-- What to do --
Scan the records and identify every line in which the string "Power" occurs, then return those lines.

◆ ◆ ◆

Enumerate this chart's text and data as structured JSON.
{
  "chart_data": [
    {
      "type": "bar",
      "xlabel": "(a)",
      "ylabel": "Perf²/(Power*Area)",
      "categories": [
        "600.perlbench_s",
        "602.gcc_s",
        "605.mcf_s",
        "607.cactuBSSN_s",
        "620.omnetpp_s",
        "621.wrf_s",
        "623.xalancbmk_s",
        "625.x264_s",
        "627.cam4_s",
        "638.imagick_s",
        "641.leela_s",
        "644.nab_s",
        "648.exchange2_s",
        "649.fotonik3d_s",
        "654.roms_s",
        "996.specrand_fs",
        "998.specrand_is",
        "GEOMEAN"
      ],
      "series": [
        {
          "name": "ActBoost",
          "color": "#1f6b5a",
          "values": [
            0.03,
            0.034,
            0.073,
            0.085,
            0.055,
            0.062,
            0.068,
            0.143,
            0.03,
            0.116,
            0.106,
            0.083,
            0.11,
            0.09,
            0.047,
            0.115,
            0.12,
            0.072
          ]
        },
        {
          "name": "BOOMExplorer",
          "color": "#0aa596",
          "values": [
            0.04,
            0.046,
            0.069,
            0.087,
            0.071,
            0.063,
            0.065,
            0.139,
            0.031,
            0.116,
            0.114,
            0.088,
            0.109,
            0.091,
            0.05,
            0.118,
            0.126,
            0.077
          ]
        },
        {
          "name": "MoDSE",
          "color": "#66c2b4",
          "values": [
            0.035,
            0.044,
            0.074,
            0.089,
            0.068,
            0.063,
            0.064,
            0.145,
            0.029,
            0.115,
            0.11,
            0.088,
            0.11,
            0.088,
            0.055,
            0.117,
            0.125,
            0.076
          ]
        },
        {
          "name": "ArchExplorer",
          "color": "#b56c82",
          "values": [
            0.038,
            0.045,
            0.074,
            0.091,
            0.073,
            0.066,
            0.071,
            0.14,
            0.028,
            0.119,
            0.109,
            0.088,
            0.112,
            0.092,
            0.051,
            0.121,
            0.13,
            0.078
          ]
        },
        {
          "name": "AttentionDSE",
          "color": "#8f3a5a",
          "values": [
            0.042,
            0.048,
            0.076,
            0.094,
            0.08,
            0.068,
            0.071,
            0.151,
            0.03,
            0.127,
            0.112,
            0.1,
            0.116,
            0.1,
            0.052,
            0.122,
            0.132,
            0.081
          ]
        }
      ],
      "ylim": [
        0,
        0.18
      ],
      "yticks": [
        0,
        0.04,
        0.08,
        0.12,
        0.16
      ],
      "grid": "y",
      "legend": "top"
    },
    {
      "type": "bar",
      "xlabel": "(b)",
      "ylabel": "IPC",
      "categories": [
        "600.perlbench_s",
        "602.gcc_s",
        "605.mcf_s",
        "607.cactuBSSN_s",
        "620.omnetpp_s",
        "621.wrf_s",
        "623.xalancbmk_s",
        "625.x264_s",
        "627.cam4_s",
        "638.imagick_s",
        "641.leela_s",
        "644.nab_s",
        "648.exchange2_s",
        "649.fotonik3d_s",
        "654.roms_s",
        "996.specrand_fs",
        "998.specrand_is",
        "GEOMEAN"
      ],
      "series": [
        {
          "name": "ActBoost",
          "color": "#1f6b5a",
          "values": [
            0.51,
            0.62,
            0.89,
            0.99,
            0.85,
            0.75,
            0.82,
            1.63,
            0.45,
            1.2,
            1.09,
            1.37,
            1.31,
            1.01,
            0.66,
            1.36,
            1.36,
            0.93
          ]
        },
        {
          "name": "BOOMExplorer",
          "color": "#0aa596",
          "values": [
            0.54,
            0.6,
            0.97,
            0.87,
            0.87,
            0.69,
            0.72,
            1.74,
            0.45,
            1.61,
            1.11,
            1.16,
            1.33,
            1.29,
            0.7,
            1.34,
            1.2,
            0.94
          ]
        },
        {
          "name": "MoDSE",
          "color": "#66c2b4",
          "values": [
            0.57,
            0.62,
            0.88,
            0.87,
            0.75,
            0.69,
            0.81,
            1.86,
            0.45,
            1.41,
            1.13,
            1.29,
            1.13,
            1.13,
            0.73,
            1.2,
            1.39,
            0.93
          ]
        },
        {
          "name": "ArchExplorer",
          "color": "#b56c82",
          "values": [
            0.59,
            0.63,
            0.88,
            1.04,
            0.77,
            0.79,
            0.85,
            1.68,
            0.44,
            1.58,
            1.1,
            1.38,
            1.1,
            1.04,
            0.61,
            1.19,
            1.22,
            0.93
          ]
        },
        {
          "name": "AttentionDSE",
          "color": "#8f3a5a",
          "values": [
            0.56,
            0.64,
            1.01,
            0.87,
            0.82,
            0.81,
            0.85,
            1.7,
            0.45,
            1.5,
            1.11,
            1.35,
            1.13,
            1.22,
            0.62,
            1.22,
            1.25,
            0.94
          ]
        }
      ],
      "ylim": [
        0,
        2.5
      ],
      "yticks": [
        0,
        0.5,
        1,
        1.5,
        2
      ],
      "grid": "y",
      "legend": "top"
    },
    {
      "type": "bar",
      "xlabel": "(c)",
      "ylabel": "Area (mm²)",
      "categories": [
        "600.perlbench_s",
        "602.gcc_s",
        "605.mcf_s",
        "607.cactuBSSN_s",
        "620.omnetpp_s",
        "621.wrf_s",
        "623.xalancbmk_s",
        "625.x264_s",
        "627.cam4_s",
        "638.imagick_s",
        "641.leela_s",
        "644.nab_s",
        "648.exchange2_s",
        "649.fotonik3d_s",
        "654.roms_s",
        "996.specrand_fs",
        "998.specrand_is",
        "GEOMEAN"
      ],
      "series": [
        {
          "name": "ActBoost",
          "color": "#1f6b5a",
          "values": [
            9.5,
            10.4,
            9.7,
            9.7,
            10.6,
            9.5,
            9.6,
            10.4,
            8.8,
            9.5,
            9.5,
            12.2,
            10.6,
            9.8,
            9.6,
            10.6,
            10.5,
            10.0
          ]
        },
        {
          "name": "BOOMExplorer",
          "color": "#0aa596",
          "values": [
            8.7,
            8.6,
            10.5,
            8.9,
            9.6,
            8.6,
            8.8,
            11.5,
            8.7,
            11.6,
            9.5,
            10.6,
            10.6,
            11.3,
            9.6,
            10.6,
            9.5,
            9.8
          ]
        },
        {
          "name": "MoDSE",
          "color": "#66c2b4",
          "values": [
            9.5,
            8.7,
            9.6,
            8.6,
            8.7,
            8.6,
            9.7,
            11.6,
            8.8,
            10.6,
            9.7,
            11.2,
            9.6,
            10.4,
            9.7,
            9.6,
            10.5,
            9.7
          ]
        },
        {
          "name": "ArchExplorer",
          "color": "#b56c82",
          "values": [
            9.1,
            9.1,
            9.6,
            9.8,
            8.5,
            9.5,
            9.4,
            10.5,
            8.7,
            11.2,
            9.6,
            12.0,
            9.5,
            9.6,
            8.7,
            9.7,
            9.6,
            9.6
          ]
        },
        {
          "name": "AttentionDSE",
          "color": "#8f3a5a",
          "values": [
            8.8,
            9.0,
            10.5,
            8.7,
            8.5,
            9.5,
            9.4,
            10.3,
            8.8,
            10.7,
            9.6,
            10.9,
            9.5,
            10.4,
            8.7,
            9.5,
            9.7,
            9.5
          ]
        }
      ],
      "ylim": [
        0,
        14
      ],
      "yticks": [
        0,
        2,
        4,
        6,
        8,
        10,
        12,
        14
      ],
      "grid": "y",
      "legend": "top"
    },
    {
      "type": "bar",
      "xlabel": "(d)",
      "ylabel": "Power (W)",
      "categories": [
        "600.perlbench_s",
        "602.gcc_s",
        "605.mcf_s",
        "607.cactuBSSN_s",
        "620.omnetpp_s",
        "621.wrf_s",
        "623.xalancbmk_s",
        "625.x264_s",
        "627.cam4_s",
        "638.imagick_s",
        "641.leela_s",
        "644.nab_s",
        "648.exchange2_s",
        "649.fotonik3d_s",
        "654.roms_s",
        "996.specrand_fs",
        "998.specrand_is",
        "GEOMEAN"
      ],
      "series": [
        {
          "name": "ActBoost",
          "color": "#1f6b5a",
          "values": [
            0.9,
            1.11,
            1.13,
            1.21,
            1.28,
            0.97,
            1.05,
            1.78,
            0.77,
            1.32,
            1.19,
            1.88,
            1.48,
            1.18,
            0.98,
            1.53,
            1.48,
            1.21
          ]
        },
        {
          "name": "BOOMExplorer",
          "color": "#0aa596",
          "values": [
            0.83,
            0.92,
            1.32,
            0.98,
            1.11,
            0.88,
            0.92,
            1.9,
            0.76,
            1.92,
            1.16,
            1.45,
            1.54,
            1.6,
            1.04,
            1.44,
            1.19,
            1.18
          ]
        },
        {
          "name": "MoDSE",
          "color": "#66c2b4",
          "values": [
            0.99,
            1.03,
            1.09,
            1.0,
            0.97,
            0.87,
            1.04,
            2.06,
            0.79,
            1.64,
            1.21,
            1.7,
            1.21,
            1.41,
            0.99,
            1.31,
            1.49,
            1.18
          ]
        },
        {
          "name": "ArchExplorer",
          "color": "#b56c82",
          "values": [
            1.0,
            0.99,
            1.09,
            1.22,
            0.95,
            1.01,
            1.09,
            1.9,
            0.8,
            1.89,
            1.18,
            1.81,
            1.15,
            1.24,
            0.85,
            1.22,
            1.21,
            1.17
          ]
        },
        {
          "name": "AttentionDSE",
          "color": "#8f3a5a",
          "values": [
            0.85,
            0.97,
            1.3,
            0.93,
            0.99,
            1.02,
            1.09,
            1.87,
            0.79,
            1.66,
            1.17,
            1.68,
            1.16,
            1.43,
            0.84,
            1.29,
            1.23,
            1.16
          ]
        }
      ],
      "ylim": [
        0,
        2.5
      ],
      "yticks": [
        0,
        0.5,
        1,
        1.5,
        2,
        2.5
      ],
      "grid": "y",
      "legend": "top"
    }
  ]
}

◆ ◆ ◆

-- Solution to this task --
      "ylabel": "Perf²/(Power*Area)",
      "ylabel": "Power (W)",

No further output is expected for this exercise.